- [Set problem] All records should be reproduced verbatim.

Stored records
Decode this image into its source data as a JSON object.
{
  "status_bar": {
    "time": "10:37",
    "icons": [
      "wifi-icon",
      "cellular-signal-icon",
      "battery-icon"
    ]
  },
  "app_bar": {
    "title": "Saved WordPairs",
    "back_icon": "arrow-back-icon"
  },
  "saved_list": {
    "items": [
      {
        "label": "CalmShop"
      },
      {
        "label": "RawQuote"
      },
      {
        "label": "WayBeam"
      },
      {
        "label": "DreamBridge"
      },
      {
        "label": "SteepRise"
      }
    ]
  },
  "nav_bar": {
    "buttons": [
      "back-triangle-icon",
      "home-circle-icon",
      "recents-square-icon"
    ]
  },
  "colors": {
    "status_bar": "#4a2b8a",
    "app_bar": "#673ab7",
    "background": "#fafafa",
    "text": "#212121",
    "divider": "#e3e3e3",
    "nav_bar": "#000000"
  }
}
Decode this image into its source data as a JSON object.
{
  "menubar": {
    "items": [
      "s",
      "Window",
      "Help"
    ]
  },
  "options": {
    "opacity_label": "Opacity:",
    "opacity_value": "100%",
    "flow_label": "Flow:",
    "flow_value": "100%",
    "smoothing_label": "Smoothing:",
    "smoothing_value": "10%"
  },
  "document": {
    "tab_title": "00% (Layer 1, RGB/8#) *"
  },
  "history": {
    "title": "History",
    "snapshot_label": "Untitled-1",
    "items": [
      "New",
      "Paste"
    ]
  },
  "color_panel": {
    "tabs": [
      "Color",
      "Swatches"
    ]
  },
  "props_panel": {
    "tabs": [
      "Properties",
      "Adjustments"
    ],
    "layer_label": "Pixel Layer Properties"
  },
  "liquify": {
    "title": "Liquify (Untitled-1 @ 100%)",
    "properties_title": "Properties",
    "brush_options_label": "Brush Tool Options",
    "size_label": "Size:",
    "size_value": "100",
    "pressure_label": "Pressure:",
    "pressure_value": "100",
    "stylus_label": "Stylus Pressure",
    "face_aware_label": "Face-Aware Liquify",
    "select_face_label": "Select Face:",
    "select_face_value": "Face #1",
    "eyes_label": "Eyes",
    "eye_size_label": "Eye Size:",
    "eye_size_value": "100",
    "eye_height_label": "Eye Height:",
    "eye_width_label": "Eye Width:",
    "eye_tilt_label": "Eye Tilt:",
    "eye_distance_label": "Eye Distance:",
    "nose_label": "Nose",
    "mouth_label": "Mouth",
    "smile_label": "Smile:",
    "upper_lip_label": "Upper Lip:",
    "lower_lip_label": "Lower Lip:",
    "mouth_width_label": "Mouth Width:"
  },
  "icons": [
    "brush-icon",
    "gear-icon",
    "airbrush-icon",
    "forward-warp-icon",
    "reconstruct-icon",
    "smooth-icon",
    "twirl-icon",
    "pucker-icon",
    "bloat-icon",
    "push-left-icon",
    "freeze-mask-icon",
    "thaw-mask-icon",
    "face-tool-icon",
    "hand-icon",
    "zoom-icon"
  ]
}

- [Answer to the problem]
Decode this image into its source data as a JSON object.
{
  "status_bar": {
    "time": "10:37",
    "icons": [
      "wifi-icon",
      "cellular-signal-icon",
      "battery-icon"
    ]
  },
  "app_bar": {
    "title": "Saved WordPairs",
    "back_icon": "arrow-back-icon"
  },
  "saved_list": {
    "items": [
      {
        "label": "CalmShop"
      },
      {
        "label": "RawQuote"
      },
      {
        "label": "WayBeam"
      },
      {
        "label": "DreamBridge"
      },
      {
        "label": "SteepRise"
      }
    ]
  },
  "nav_bar": {
    "buttons": [
      "back-triangle-icon",
      "home-circle-icon",
      "recents-square-icon"
    ]
  },
  "colors": {
    "status_bar": "#4a2b8a",
    "app_bar": "#673ab7",
    "background": "#fafafa",
    "text": "#212121",
    "divider": "#e3e3e3",
    "nav_bar": "#000000"
  }
}
Decode this image into its source data as a JSON object.
{
  "menubar": {
    "items": [
      "s",
      "Window",
      "Help"
    ]
  },
  "options": {
    "opacity_label": "Opacity:",
    "opacity_value": "100%",
    "flow_label": "Flow:",
    "flow_value": "100%",
    "smoothing_label": "Smoothing:",
    "smoothing_value": "10%"
  },
  "document": {
    "tab_title": "00% (Layer 1, RGB/8#) *"
  },
  "history": {
    "title": "History",
    "snapshot_label": "Untitled-1",
    "items": [
      "New",
      "Paste"
    ]
  },
  "color_panel": {
    "tabs": [
      "Color",
      "Swatches"
    ]
  },
  "props_panel": {
    "tabs": [
      "Properties",
      "Adjustments"
    ],
    "layer_label": "Pixel Layer Properties"
  },
  "liquify": {
    "title": "Liquify (Untitled-1 @ 100%)",
    "properties_title": "Properties",
    "brush_options_label": "Brush Tool Options",
    "size_label": "Size:",
    "size_value": "100",
    "pressure_label": "Pressure:",
    "pressure_value": "100",
    "stylus_label": "Stylus Pressure",
    "face_aware_label": "Face-Aware Liquify",
    "select_face_label": "Select Face:",
    "select_face_value": "Face #1",
    "eyes_label": "Eyes",
    "eye_size_label": "Eye Size:",
    "eye_size_value": "100",
    "eye_height_label": "Eye Height:",
    "eye_width_label": "Eye Width:",
    "eye_tilt_label": "Eye Tilt:",
    "eye_distance_label": "Eye Distance:",
    "nose_label": "Nose",
    "mouth_label": "Mouth",
    "smile_label": "Smile:",
    "upper_lip_label": "Upper Lip:",
    "lower_lip_label": "Lower Lip:",
    "mouth_width_label": "Mouth Width:"
  },
  "icons": [
    "brush-icon",
    "gear-icon",
    "airbrush-icon",
    "forward-warp-icon",
    "reconstruct-icon",
    "smooth-icon",
    "twirl-icon",
    "pucker-icon",
    "bloat-icon",
    "push-left-icon",
    "freeze-mask-icon",
    "thaw-mask-icon",
    "face-tool-icon",
    "hand-icon",
    "zoom-icon"
  ]
}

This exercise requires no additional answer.